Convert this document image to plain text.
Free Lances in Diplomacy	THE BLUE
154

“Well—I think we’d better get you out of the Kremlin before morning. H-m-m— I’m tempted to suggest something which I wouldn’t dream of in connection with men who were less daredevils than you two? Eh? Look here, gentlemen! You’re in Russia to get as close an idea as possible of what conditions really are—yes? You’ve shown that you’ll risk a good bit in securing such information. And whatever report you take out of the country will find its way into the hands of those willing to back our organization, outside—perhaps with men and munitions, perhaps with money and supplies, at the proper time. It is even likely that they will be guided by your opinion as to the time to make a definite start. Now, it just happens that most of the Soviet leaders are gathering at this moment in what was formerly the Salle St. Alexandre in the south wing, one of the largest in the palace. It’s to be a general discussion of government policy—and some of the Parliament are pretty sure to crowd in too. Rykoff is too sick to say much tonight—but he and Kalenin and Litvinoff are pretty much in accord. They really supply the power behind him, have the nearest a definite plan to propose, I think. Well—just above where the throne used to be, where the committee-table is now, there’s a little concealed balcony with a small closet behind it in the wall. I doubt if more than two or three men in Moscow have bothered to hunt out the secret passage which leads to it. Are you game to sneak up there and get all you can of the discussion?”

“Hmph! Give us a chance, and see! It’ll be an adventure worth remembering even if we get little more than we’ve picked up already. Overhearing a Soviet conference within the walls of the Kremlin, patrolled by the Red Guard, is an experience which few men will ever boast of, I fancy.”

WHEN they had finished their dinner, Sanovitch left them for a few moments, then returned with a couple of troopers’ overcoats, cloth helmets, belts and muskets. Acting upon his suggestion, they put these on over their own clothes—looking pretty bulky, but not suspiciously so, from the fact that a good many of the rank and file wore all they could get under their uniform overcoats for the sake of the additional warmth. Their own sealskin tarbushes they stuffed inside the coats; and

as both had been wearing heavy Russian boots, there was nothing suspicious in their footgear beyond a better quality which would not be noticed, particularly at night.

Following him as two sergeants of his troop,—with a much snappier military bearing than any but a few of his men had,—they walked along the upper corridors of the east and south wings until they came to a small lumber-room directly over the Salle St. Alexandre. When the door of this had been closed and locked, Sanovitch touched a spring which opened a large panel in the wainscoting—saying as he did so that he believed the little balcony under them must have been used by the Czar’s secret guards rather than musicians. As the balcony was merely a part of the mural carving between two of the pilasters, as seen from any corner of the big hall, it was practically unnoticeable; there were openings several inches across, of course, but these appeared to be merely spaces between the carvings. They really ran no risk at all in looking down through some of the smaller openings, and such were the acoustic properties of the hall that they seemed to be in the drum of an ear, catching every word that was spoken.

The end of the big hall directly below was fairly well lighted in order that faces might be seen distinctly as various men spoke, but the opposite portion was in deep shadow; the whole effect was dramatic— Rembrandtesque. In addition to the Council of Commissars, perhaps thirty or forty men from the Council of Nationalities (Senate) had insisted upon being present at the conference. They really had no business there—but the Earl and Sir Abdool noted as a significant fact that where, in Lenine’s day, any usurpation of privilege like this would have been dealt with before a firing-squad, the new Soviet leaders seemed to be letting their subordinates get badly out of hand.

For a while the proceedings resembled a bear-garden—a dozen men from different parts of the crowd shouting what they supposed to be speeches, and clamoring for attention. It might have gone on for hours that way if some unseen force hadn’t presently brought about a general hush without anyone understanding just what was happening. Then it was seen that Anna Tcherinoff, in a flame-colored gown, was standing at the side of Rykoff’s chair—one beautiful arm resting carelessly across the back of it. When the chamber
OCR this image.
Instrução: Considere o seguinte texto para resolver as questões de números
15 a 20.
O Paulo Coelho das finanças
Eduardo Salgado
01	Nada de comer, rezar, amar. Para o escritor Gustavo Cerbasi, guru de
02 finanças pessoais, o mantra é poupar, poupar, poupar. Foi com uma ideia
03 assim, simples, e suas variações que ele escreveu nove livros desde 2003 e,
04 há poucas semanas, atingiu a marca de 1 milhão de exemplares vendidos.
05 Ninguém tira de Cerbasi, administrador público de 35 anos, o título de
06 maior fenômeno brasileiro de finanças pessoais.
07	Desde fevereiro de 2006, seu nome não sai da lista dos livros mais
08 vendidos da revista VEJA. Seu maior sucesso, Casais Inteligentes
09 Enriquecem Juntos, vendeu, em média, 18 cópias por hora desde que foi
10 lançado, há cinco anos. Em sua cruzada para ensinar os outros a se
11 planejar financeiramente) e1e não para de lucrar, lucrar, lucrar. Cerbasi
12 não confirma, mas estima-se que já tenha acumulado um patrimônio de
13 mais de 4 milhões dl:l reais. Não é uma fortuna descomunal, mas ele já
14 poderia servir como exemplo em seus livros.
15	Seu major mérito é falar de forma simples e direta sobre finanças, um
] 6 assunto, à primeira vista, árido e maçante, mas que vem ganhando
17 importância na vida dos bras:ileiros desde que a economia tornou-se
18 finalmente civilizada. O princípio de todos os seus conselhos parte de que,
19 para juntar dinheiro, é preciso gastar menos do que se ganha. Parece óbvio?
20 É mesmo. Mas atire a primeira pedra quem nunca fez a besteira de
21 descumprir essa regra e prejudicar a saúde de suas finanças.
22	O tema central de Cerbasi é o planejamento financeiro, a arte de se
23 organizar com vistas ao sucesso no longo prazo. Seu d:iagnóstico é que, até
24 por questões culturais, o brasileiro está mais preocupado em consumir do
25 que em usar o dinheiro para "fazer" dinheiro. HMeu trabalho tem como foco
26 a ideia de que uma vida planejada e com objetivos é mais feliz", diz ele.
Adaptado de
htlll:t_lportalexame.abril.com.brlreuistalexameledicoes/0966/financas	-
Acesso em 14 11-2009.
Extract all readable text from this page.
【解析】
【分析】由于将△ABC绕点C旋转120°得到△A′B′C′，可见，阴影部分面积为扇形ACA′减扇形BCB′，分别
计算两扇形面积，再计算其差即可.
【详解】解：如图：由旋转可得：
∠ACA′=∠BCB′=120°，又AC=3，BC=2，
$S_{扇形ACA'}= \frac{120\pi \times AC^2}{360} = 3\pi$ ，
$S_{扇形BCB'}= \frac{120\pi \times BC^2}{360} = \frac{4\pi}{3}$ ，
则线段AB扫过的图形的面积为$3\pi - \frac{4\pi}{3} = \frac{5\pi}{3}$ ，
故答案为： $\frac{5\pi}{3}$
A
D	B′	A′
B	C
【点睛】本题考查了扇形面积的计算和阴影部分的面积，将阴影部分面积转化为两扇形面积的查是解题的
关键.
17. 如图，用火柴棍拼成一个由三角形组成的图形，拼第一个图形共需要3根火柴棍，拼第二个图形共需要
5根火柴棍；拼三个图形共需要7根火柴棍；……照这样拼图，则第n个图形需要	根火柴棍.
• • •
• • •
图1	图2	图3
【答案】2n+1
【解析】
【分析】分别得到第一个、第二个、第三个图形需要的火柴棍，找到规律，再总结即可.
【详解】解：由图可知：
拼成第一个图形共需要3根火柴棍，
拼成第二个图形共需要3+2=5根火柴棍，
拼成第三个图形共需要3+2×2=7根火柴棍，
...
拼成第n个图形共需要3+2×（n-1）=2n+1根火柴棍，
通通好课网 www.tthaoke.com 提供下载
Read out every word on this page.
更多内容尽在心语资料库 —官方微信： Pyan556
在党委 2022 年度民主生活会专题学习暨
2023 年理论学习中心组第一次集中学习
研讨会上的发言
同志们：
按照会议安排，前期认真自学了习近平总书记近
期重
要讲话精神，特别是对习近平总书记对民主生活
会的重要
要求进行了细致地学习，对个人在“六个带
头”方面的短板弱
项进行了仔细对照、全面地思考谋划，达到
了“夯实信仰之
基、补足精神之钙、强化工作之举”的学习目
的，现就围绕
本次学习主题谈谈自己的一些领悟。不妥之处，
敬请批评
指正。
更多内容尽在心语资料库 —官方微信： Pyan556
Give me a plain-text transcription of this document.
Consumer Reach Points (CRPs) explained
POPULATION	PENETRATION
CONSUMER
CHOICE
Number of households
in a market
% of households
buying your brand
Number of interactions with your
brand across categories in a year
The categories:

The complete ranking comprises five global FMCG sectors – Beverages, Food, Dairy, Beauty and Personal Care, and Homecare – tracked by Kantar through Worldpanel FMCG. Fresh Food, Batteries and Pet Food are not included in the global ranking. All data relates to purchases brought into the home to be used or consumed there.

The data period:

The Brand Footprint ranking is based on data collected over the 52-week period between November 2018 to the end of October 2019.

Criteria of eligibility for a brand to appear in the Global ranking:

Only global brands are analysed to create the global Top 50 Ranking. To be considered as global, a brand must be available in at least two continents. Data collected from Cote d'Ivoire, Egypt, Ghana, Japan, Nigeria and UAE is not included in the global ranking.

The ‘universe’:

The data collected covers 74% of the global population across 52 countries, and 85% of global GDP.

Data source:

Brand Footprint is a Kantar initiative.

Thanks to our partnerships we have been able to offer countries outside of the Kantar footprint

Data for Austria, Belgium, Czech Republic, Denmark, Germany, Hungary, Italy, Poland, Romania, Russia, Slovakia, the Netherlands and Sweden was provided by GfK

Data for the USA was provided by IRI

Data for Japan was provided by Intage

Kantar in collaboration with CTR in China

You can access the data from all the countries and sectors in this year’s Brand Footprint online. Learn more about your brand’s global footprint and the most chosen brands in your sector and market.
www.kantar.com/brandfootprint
——————
**GIVEN PROBLEM**: Return each line that includes "finanças".

**RESPONSE FOR THIS EXERCISE**:
O Paulo Coelho das finanças
02 finanças pessoais, o mantra é poupar, poupar, poupar. Foi com uma ideia
06 maior fenômeno brasileiro de finanças pessoais.
15	Seu major mérito é falar de forma simples e direta sobre finanças, um
21 descumprir essa regra e prejudicar a saúde de suas finanças.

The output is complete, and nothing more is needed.